[Aim of the task] Search the data for the word "طیارے" and copy every line that contains it.

>> BEGIN Excerpted data

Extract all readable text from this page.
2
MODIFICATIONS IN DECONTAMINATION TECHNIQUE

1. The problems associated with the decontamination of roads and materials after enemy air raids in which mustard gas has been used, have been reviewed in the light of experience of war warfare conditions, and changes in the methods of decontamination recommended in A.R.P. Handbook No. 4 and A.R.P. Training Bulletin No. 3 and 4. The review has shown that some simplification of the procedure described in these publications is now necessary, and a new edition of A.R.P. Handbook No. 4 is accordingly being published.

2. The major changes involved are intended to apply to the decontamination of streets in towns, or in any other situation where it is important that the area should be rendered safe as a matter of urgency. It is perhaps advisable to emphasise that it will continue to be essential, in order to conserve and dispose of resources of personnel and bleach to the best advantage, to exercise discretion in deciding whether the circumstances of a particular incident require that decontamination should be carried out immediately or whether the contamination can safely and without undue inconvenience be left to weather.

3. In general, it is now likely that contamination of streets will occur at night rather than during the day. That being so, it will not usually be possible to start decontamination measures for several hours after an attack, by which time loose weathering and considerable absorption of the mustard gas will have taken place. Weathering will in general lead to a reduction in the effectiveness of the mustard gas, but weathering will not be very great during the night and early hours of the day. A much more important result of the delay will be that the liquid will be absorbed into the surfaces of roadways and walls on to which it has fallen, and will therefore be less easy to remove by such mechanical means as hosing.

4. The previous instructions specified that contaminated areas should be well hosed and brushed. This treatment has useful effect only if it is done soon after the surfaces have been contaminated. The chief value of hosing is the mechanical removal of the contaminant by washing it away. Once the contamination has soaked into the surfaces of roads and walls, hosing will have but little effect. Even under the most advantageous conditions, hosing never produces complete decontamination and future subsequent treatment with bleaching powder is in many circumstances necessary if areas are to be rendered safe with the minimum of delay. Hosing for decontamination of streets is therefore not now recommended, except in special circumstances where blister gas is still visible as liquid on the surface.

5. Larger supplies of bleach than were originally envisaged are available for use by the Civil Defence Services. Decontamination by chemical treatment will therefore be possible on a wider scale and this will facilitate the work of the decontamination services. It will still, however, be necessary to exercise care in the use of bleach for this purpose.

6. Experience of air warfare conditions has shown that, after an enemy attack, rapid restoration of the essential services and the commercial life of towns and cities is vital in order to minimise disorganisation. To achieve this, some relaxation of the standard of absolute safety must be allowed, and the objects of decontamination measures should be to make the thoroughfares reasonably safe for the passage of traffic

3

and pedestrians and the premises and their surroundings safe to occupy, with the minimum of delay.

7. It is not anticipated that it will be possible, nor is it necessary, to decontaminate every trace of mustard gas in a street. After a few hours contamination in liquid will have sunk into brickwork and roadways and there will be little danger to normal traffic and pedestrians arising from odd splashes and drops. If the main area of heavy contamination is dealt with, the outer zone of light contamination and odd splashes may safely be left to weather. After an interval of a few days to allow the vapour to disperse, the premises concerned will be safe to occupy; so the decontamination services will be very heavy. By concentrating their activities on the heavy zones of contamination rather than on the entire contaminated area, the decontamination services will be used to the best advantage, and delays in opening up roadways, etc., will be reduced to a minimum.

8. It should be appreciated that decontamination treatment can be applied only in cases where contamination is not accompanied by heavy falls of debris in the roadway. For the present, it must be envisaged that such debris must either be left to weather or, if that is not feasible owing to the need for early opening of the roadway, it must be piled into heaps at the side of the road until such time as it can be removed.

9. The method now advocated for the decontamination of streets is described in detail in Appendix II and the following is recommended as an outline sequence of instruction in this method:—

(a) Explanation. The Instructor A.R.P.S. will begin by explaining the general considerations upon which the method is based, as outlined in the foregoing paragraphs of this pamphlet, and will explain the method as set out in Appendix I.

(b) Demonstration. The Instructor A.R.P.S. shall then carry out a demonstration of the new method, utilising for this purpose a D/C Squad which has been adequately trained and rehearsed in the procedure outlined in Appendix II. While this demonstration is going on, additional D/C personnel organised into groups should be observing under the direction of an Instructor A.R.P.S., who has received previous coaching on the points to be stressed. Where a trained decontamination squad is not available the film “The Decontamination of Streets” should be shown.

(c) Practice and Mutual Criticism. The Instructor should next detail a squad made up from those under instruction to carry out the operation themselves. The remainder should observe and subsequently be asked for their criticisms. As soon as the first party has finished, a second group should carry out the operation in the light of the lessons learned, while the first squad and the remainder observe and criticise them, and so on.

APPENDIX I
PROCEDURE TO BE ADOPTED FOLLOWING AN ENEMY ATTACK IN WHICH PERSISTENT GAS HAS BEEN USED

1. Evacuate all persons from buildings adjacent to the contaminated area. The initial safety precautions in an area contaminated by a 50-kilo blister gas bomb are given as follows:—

>> END Excerpted data
>> BEGIN Excerpted data

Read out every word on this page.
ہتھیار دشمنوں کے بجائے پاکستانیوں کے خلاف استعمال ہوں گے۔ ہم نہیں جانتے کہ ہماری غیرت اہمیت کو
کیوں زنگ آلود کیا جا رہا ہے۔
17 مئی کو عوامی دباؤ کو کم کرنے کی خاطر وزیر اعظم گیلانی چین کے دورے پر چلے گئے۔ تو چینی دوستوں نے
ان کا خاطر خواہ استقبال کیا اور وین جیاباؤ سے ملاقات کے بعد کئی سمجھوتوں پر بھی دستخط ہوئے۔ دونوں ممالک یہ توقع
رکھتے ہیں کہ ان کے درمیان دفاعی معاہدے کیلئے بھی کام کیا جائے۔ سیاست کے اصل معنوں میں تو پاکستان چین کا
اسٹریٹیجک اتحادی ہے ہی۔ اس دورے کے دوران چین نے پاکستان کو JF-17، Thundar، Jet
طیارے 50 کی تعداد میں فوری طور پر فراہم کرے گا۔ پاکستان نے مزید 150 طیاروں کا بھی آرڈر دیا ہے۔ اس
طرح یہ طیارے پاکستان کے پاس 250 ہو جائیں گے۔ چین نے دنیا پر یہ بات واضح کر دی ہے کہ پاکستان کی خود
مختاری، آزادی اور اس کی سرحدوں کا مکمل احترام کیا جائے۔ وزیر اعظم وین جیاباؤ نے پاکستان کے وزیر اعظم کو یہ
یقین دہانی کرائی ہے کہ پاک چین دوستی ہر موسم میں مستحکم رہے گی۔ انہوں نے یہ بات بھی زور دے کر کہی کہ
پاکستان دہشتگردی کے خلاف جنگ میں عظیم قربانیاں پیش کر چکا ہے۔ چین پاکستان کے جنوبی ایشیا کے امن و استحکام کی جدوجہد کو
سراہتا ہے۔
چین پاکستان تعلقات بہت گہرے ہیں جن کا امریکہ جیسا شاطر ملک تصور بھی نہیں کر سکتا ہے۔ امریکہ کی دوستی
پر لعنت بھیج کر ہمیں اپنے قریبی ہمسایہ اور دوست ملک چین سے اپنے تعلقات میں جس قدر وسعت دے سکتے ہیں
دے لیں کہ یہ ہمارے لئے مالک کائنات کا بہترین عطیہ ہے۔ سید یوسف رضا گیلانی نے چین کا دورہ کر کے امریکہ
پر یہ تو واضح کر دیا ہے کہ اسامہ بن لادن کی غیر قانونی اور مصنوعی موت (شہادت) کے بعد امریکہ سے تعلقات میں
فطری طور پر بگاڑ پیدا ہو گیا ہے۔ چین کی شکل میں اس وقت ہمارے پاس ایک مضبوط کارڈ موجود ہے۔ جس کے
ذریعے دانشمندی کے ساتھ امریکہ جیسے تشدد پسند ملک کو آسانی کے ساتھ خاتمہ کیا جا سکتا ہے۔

>> END Excerpted data

[Solution]
طیارے 50 کی تعداد میں فوری طور پر فراہم کرے گا۔ پاکستان نے مزید 150 طیاروں کا بھی آرڈر دیا ہے۔ اس
طرح یہ طیارے پاکستان کے پاس 250 ہو جائیں گے۔ چین نے دنیا پر یہ بات واضح کر دی ہے کہ پاکستان کی خود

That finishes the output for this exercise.